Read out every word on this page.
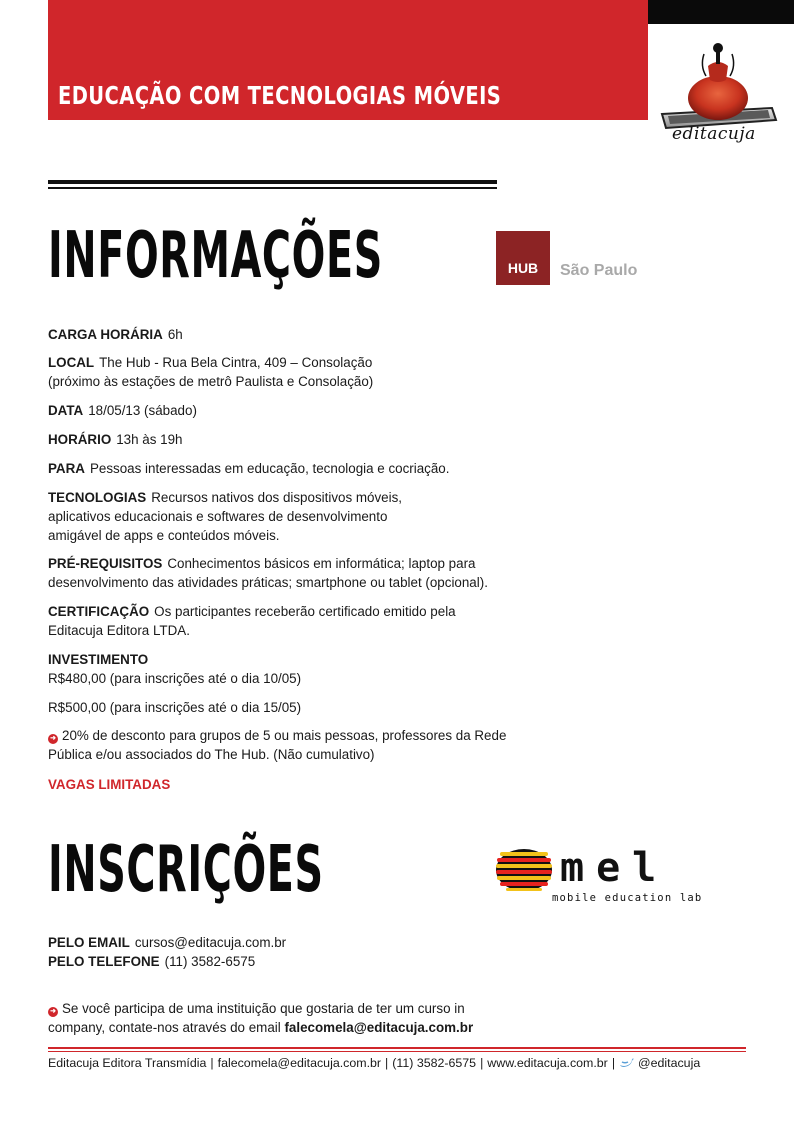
EDUCAÇÃO COM TECNOLOGIAS MÓVEIS
editacuja
INFORMAÇÕES	HUB	São Paulo
CARGA HORÁRIA 6h
LOCAL The Hub - Rua Bela Cintra, 409 – Consolação
(próximo às estações de metrô Paulista e Consolação)
DATA 18/05/13 (sábado)
HORÁRIO 13h às 19h
PARA Pessoas interessadas em educação, tecnologia e cocriação.
TECNOLOGIAS Recursos nativos dos dispositivos móveis,
aplicativos educacionais e softwares de desenvolvimento
amigável de apps e conteúdos móveis.
PRÉ-REQUISITOS Conhecimentos básicos em informática; laptop para
desenvolvimento das atividades práticas; smartphone ou tablet (opcional).
CERTIFICAÇÃO Os participantes receberão certificado emitido pela
Editacuja Editora LTDA.
INVESTIMENTO
R$480,00 (para inscrições até o dia 10/05)
R$500,00 (para inscrições até o dia 15/05)
➜ 20% de desconto para grupos de 5 ou mais pessoas, professores da Rede
Pública e/ou associados do The Hub. (Não cumulativo)
VAGAS LIMITADAS
INSCRIÇÕES	mel
mobile education lab
PELO EMAIL cursos@editacuja.com.br
PELO TELEFONE (11) 3582-6575
➜ Se você participa de uma instituição que gostaria de ter um curso in
company, contate-nos através do email falecomela@editacuja.com.br
Editacuja Editora Transmídia | falecomela@editacuja.com.br | (11) 3582-6575 | www.editacuja.com.br | @editacuja
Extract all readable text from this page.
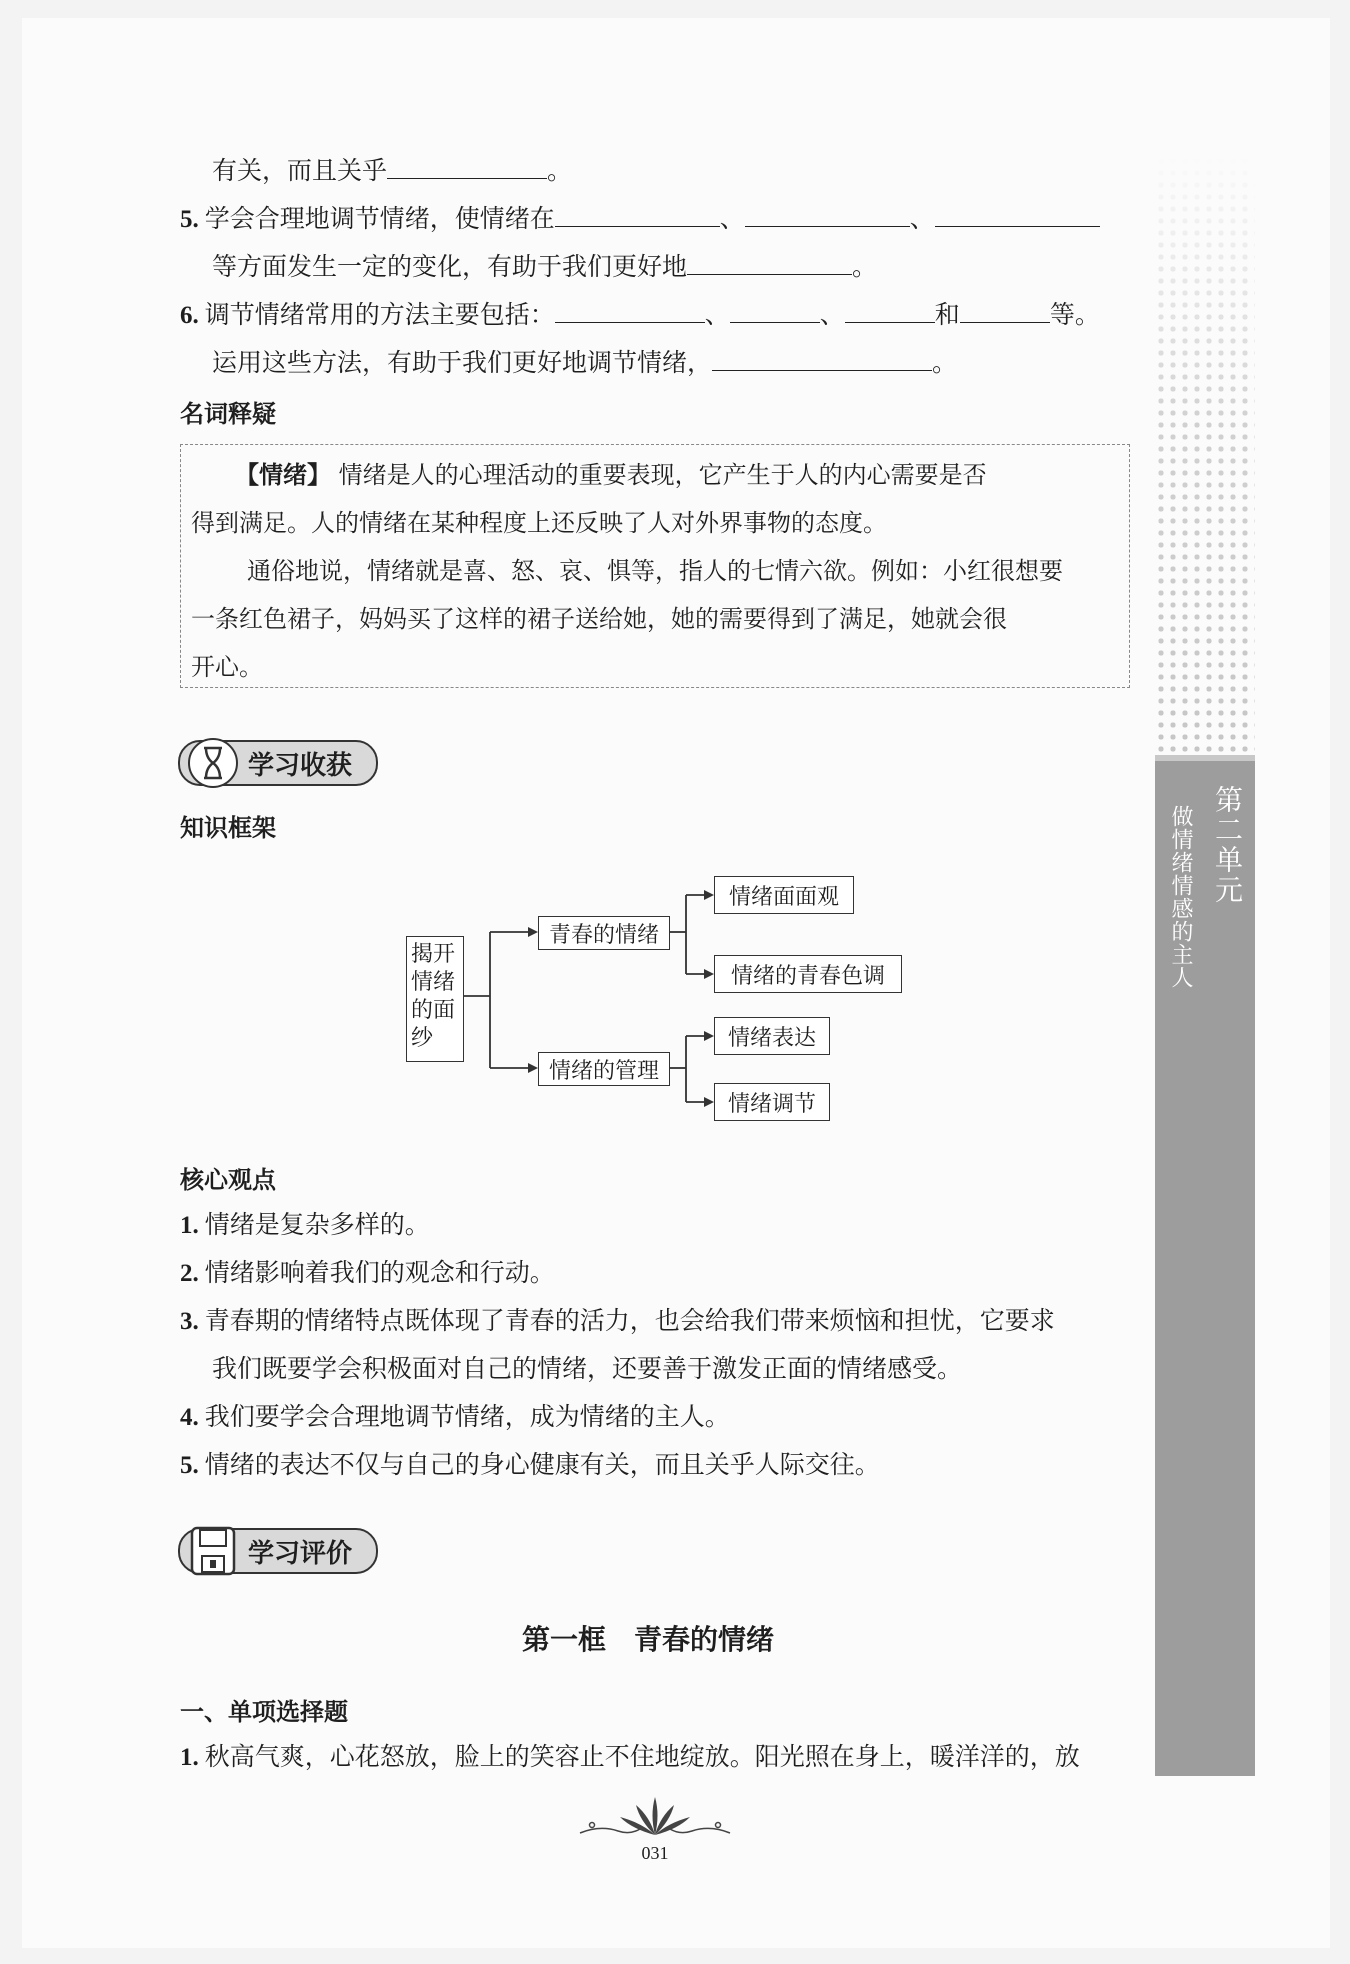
有关，而且关乎	。
5. 学会合理地调节情绪，使情绪在	、	、
等方面发生一定的变化，有助于我们更好地	。
6. 调节情绪常用的方法主要包括：	、	、	和	等。
运用这些方法，有助于我们更好地调节情绪，	。
名词释疑

【情绪】 情绪是人的心理活动的重要表现，它产生于人的内心需要是否

得到满足。人的情绪在某种程度上还反映了人对外界事物的态度。

通俗地说，情绪就是喜、怒、哀、惧等，指人的七情六欲。例如：小红很想要

一条红色裙子，妈妈买了这样的裙子送给她，她的需要得到了满足，她就会很

开心。

学习收获
知识框架
揭开情绪的面纱
青春的情绪
情绪面面观
情绪的青春色调
情绪的管理
情绪表达
情绪调节
核心观点
1. 情绪是复杂多样的。
2. 情绪影响着我们的观念和行动。
3. 青春期的情绪特点既体现了青春的活力，也会给我们带来烦恼和担忧，它要求
我们既要学会积极面对自己的情绪，还要善于激发正面的情绪感受。
4. 我们要学会合理地调节情绪，成为情绪的主人。
5. 情绪的表达不仅与自己的身心健康有关，而且关乎人际交往。
学习评价
第一框　青春的情绪
一、单项选择题
1. 秋高气爽，心花怒放，脸上的笑容止不住地绽放。阳光照在身上，暖洋洋的，放
第二单元
做情绪情感的主人
031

■ ■ ■

_Work to complete:_
Copy out the listing exactly as it stands, but not the pictures.

_In response:_
Read out every word on this page.
EDUCAÇÃO COM TECNOLOGIAS MÓVEIS
editacuja
INFORMAÇÕES	HUB	São Paulo
CARGA HORÁRIA 6h
LOCAL The Hub - Rua Bela Cintra, 409 – Consolação
(próximo às estações de metrô Paulista e Consolação)
DATA 18/05/13 (sábado)
HORÁRIO 13h às 19h
PARA Pessoas interessadas em educação, tecnologia e cocriação.
TECNOLOGIAS Recursos nativos dos dispositivos móveis,
aplicativos educacionais e softwares de desenvolvimento
amigável de apps e conteúdos móveis.
PRÉ-REQUISITOS Conhecimentos básicos em informática; laptop para
desenvolvimento das atividades práticas; smartphone ou tablet (opcional).
CERTIFICAÇÃO Os participantes receberão certificado emitido pela
Editacuja Editora LTDA.
INVESTIMENTO
R$480,00 (para inscrições até o dia 10/05)
R$500,00 (para inscrições até o dia 15/05)
➜ 20% de desconto para grupos de 5 ou mais pessoas, professores da Rede
Pública e/ou associados do The Hub. (Não cumulativo)
VAGAS LIMITADAS
INSCRIÇÕES	mel
mobile education lab
PELO EMAIL cursos@editacuja.com.br
PELO TELEFONE (11) 3582-6575
➜ Se você participa de uma instituição que gostaria de ter um curso in
company, contate-nos através do email falecomela@editacuja.com.br
Editacuja Editora Transmídia | falecomela@editacuja.com.br | (11) 3582-6575 | www.editacuja.com.br | @editacuja
Extract all readable text from this page.
有关，而且关乎	。
5. 学会合理地调节情绪，使情绪在	、	、
等方面发生一定的变化，有助于我们更好地	。
6. 调节情绪常用的方法主要包括：	、	、	和	等。
运用这些方法，有助于我们更好地调节情绪，	。
名词释疑

【情绪】 情绪是人的心理活动的重要表现，它产生于人的内心需要是否

得到满足。人的情绪在某种程度上还反映了人对外界事物的态度。

通俗地说，情绪就是喜、怒、哀、惧等，指人的七情六欲。例如：小红很想要

一条红色裙子，妈妈买了这样的裙子送给她，她的需要得到了满足，她就会很

开心。

学习收获
知识框架
揭开情绪的面纱
青春的情绪
情绪面面观
情绪的青春色调
情绪的管理
情绪表达
情绪调节
核心观点
1. 情绪是复杂多样的。
2. 情绪影响着我们的观念和行动。
3. 青春期的情绪特点既体现了青春的活力，也会给我们带来烦恼和担忧，它要求
我们既要学会积极面对自己的情绪，还要善于激发正面的情绪感受。
4. 我们要学会合理地调节情绪，成为情绪的主人。
5. 情绪的表达不仅与自己的身心健康有关，而且关乎人际交往。
学习评价
第一框　青春的情绪
一、单项选择题
1. 秋高气爽，心花怒放，脸上的笑容止不住地绽放。阳光照在身上，暖洋洋的，放
第二单元
做情绪情感的主人
031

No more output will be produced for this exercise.